■ **Set task**: Tally the lines with the word "bits" and report the number alone.

■ **Working data**:

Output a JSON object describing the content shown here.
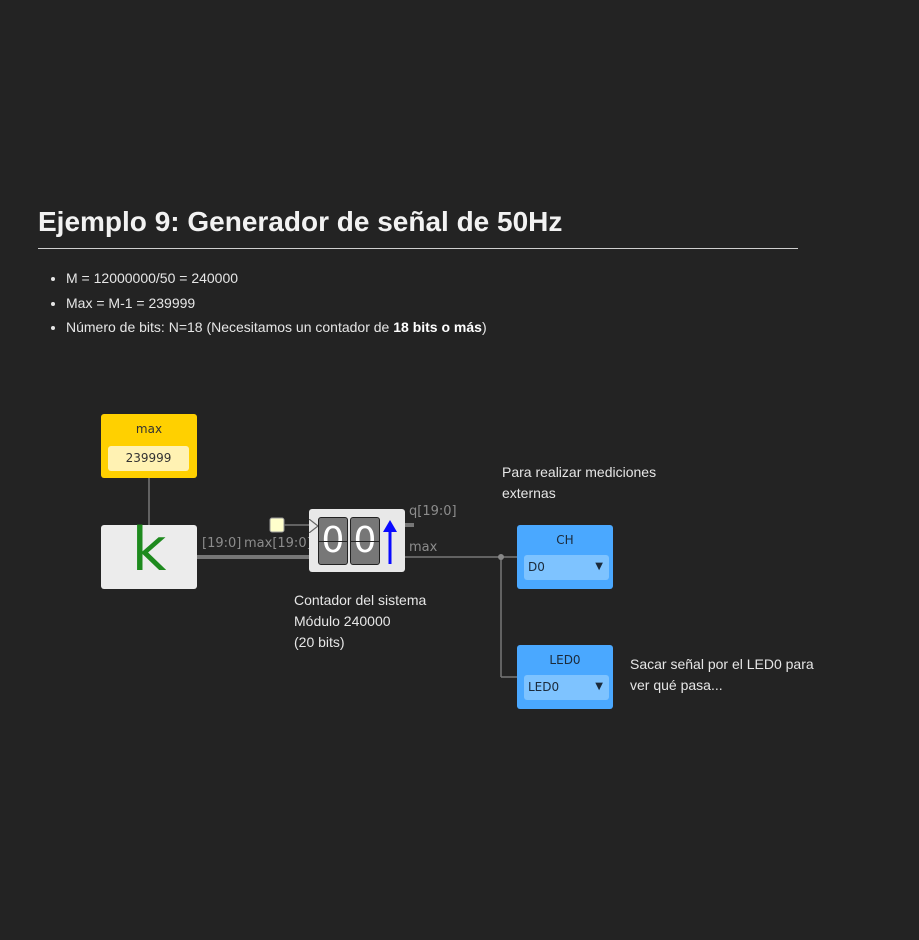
{
  "heading": "Ejemplo 9: Generador de señal de 50Hz",
  "bullets": {
    "item1": "M = 12000000/50 = 240000",
    "item2": "Max = M-1 = 239999",
    "item3_prefix": "Número de bits: N=18 (Necesitamos un contador de ",
    "item3_bold": "18 bits o más",
    "item3_suffix": ")"
  },
  "constant_block": {
    "label": "max",
    "value": "239999",
    "color": "#ffd000"
  },
  "k_block": {
    "symbol": "k",
    "symbol_color": "#1e8a1e"
  },
  "wires": {
    "bus_k": "[19:0]",
    "bus_max_in": "max[19:0]",
    "counter_q": "q[19:0]",
    "counter_max": "max"
  },
  "counter_block": {
    "digits": [
      "0",
      "0"
    ],
    "icon": "up-arrow-icon",
    "note_line1": "Contador del sistema",
    "note_line2": "Módulo 240000",
    "note_line3": "(20 bits)"
  },
  "output_ch": {
    "label": "CH",
    "selected": "D0",
    "note_line1": "Para realizar mediciones",
    "note_line2": "externas",
    "color": "#4aa8ff"
  },
  "output_led": {
    "label": "LED0",
    "selected": "LED0",
    "note_line1": "Sacar señal por el LED0 para",
    "note_line2": "ver qué pasa..."
  }
}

■ **Response**: 3